** Short exercise **
Count every line of the listing where the string "JSON" occurs, and reply with the count alone.
══ Data for this task
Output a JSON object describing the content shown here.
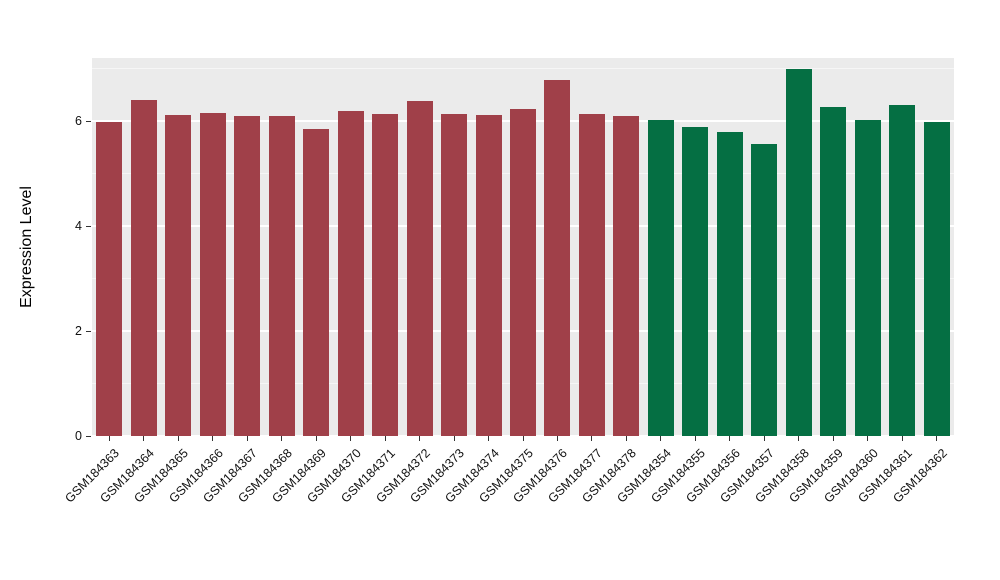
{
  "chart_data": {
    "type": "bar",
    "title": "",
    "xlabel": "",
    "ylabel": "Expression Level",
    "ylim": [
      0,
      7.2
    ],
    "yticks": [
      0,
      2,
      4,
      6
    ],
    "minor_gridlines": [
      1,
      3,
      5,
      7
    ],
    "grid": "on",
    "legend_position": "none",
    "panel_background": "#EBEBEB",
    "grid_color": "#FFFFFF",
    "group_colors": {
      "left_group": "#A04049",
      "right_group": "#056F43"
    },
    "categories": [
      "GSM184363",
      "GSM184364",
      "GSM184365",
      "GSM184366",
      "GSM184367",
      "GSM184368",
      "GSM184369",
      "GSM184370",
      "GSM184371",
      "GSM184372",
      "GSM184373",
      "GSM184374",
      "GSM184375",
      "GSM184376",
      "GSM184377",
      "GSM184378",
      "GSM184354",
      "GSM184355",
      "GSM184356",
      "GSM184357",
      "GSM184358",
      "GSM184359",
      "GSM184360",
      "GSM184361",
      "GSM184362"
    ],
    "values": [
      5.98,
      6.4,
      6.12,
      6.16,
      6.1,
      6.1,
      5.84,
      6.2,
      6.14,
      6.38,
      6.14,
      6.12,
      6.22,
      6.78,
      6.14,
      6.1,
      6.02,
      5.88,
      5.8,
      5.56,
      7.0,
      6.26,
      6.02,
      6.3,
      5.98
    ],
    "bar_colors": [
      "#A04049",
      "#A04049",
      "#A04049",
      "#A04049",
      "#A04049",
      "#A04049",
      "#A04049",
      "#A04049",
      "#A04049",
      "#A04049",
      "#A04049",
      "#A04049",
      "#A04049",
      "#A04049",
      "#A04049",
      "#A04049",
      "#056F43",
      "#056F43",
      "#056F43",
      "#056F43",
      "#056F43",
      "#056F43",
      "#056F43",
      "#056F43",
      "#056F43"
    ]
  }
}
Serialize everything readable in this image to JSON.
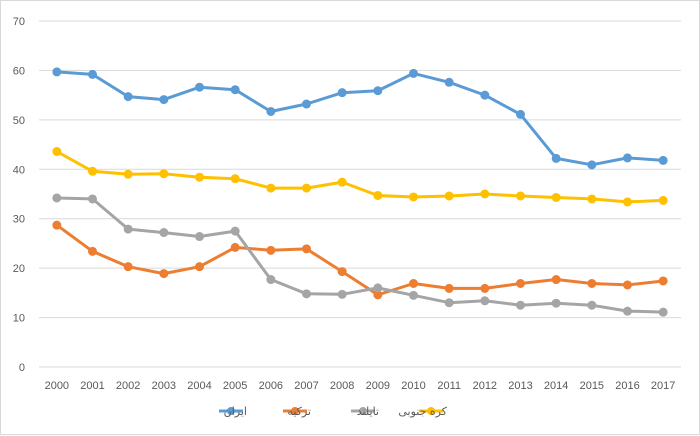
{
  "chart_data": {
    "type": "line",
    "title": "",
    "xlabel": "",
    "ylabel": "",
    "ylim": [
      0,
      70
    ],
    "yticks": [
      0,
      10,
      20,
      30,
      40,
      50,
      60,
      70
    ],
    "grid": true,
    "legend_position": "bottom",
    "categories": [
      "2000",
      "2001",
      "2002",
      "2003",
      "2004",
      "2005",
      "2006",
      "2007",
      "2008",
      "2009",
      "2010",
      "2011",
      "2012",
      "2013",
      "2014",
      "2015",
      "2016",
      "2017"
    ],
    "series": [
      {
        "name": "ایران",
        "color": "#5B9BD5",
        "values": [
          59.7,
          59.2,
          54.7,
          54.1,
          56.6,
          56.1,
          51.7,
          53.2,
          55.5,
          55.9,
          59.4,
          57.6,
          55.0,
          51.1,
          42.2,
          40.9,
          42.3,
          41.8
        ]
      },
      {
        "name": "ترکیه",
        "color": "#ED7D31",
        "values": [
          28.7,
          23.4,
          20.3,
          18.9,
          20.3,
          24.2,
          23.6,
          23.9,
          19.3,
          14.6,
          16.9,
          15.9,
          15.9,
          16.9,
          17.7,
          16.9,
          16.6,
          17.4
        ]
      },
      {
        "name": "تایلند",
        "color": "#A5A5A5",
        "values": [
          34.2,
          34.0,
          27.9,
          27.2,
          26.4,
          27.5,
          17.7,
          14.8,
          14.7,
          16.0,
          14.5,
          13.0,
          13.4,
          12.5,
          12.9,
          12.5,
          11.3,
          11.1
        ]
      },
      {
        "name": "کره جنوبی",
        "color": "#FFC000",
        "values": [
          43.6,
          39.6,
          39.0,
          39.1,
          38.4,
          38.1,
          36.2,
          36.2,
          37.4,
          34.7,
          34.4,
          34.6,
          35.0,
          34.6,
          34.3,
          34.0,
          33.4,
          33.7
        ]
      }
    ]
  }
}
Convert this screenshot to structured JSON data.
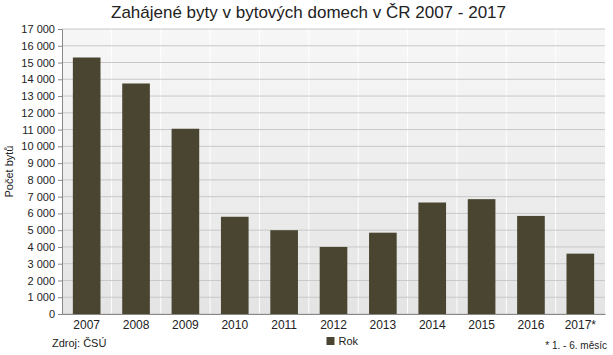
{
  "chart_data": {
    "type": "bar",
    "title": "Zahájené byty v bytových domech v ČR 2007 - 2017",
    "y_label": "Počet bytů",
    "categories": [
      "2007",
      "2008",
      "2009",
      "2010",
      "2011",
      "2012",
      "2013",
      "2014",
      "2015",
      "2016",
      "2017*"
    ],
    "series": [
      {
        "name": "Rok",
        "color": "#4a4531",
        "values": [
          15300,
          13750,
          11050,
          5800,
          5000,
          4000,
          4850,
          6650,
          6850,
          5850,
          3600
        ]
      }
    ],
    "ylim": [
      0,
      17000
    ],
    "yticks": [
      0,
      {
        "value": 1000,
        "label": "1 000"
      },
      {
        "value": 2000,
        "label": "2 000"
      },
      {
        "value": 3000,
        "label": "3 000"
      },
      {
        "value": 4000,
        "label": "4 000"
      },
      {
        "value": 5000,
        "label": "5 000"
      },
      {
        "value": 6000,
        "label": "6 000"
      },
      {
        "value": 7000,
        "label": "7 000"
      },
      {
        "value": 8000,
        "label": "8 000"
      },
      {
        "value": 9000,
        "label": "9 000"
      },
      {
        "value": 10000,
        "label": "10 000"
      },
      {
        "value": 11000,
        "label": "11 000"
      },
      {
        "value": 12000,
        "label": "12 000"
      },
      {
        "value": 13000,
        "label": "13 000"
      },
      {
        "value": 14000,
        "label": "14 000"
      },
      {
        "value": 15000,
        "label": "15 000"
      },
      {
        "value": 16000,
        "label": "16 000"
      },
      {
        "value": 17000,
        "label": "17 000"
      }
    ],
    "grid": true,
    "legend": "bottom",
    "annotations": [
      "Zdroj: ČSÚ",
      "* 1. - 6. měsíc"
    ]
  }
}
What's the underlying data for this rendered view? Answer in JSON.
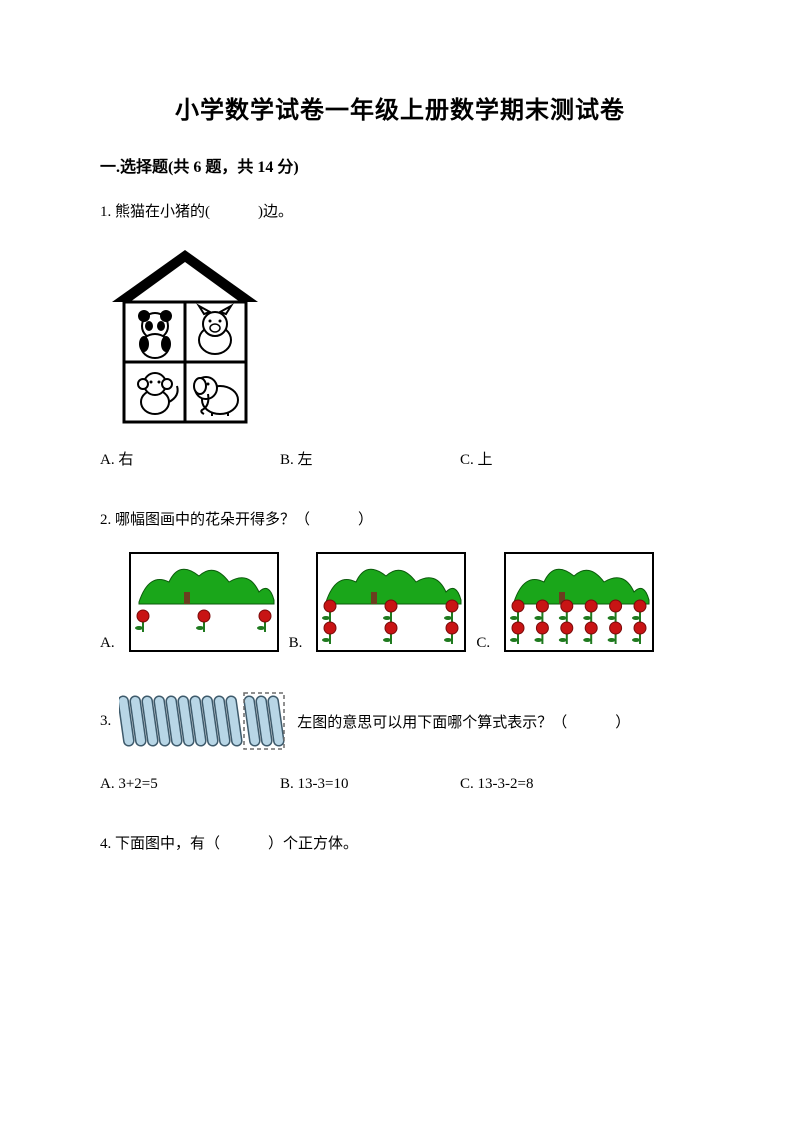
════
** Written answer **
4